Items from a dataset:

** begin **

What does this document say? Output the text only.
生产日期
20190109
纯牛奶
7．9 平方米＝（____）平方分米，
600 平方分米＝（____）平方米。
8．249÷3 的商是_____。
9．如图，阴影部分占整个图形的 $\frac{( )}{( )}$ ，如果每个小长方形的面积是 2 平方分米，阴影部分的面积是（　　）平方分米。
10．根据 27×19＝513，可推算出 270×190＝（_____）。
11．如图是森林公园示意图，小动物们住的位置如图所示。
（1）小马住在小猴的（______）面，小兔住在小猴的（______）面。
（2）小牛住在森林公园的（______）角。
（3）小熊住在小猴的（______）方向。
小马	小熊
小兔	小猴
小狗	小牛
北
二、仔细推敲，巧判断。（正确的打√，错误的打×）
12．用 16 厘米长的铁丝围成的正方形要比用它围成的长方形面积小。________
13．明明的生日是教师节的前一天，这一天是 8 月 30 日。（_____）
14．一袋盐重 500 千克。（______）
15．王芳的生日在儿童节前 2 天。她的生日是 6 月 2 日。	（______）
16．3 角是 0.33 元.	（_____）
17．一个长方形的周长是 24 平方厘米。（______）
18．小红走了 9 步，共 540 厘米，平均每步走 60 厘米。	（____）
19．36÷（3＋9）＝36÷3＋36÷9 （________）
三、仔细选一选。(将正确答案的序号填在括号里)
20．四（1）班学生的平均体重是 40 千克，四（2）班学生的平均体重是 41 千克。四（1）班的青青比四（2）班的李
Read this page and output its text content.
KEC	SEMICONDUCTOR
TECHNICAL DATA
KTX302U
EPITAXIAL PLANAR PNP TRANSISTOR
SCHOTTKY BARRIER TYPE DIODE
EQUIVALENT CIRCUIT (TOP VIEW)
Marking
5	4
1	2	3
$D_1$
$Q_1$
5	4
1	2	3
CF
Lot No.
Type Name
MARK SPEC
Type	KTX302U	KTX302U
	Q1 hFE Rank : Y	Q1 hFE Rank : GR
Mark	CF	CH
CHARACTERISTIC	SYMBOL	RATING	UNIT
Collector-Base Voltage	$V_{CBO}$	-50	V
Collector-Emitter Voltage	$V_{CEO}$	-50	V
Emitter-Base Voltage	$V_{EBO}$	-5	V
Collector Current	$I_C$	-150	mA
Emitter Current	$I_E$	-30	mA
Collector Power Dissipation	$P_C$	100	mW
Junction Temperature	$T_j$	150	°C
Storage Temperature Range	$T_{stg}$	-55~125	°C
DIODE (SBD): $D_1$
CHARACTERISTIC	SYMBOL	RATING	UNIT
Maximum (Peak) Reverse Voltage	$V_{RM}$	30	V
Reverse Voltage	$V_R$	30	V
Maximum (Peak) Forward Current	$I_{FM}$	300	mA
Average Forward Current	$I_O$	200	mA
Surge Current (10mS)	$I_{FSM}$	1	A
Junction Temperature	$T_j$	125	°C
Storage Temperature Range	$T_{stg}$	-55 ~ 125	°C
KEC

** end **

Copy out each record exactly as given, omitting none.

ANSWER TO THE TASK:
What does this document say? Output the text only.
生产日期
20190109
纯牛奶
7．9 平方米＝（____）平方分米，
600 平方分米＝（____）平方米。
8．249÷3 的商是_____。
9．如图，阴影部分占整个图形的 $\frac{( )}{( )}$ ，如果每个小长方形的面积是 2 平方分米，阴影部分的面积是（　　）平方分米。
10．根据 27×19＝513，可推算出 270×190＝（_____）。
11．如图是森林公园示意图，小动物们住的位置如图所示。
（1）小马住在小猴的（______）面，小兔住在小猴的（______）面。
（2）小牛住在森林公园的（______）角。
（3）小熊住在小猴的（______）方向。
小马	小熊
小兔	小猴
小狗	小牛
北
二、仔细推敲，巧判断。（正确的打√，错误的打×）
12．用 16 厘米长的铁丝围成的正方形要比用它围成的长方形面积小。________
13．明明的生日是教师节的前一天，这一天是 8 月 30 日。（_____）
14．一袋盐重 500 千克。（______）
15．王芳的生日在儿童节前 2 天。她的生日是 6 月 2 日。	（______）
16．3 角是 0.33 元.	（_____）
17．一个长方形的周长是 24 平方厘米。（______）
18．小红走了 9 步，共 540 厘米，平均每步走 60 厘米。	（____）
19．36÷（3＋9）＝36÷3＋36÷9 （________）
三、仔细选一选。(将正确答案的序号填在括号里)
20．四（1）班学生的平均体重是 40 千克，四（2）班学生的平均体重是 41 千克。四（1）班的青青比四（2）班的李
Read this page and output its text content.
KEC	SEMICONDUCTOR
TECHNICAL DATA
KTX302U
EPITAXIAL PLANAR PNP TRANSISTOR
SCHOTTKY BARRIER TYPE DIODE
EQUIVALENT CIRCUIT (TOP VIEW)
Marking
5	4
1	2	3
$D_1$
$Q_1$
5	4
1	2	3
CF
Lot No.
Type Name
MARK SPEC
Type	KTX302U	KTX302U
	Q1 hFE Rank : Y	Q1 hFE Rank : GR
Mark	CF	CH
CHARACTERISTIC	SYMBOL	RATING	UNIT
Collector-Base Voltage	$V_{CBO}$	-50	V
Collector-Emitter Voltage	$V_{CEO}$	-50	V
Emitter-Base Voltage	$V_{EBO}$	-5	V
Collector Current	$I_C$	-150	mA
Emitter Current	$I_E$	-30	mA
Collector Power Dissipation	$P_C$	100	mW
Junction Temperature	$T_j$	150	°C
Storage Temperature Range	$T_{stg}$	-55~125	°C
DIODE (SBD): $D_1$
CHARACTERISTIC	SYMBOL	RATING	UNIT
Maximum (Peak) Reverse Voltage	$V_{RM}$	30	V
Reverse Voltage	$V_R$	30	V
Maximum (Peak) Forward Current	$I_{FM}$	300	mA
Average Forward Current	$I_O$	200	mA
Surge Current (10mS)	$I_{FSM}$	1	A
Junction Temperature	$T_j$	125	°C
Storage Temperature Range	$T_{stg}$	-55 ~ 125	°C
KEC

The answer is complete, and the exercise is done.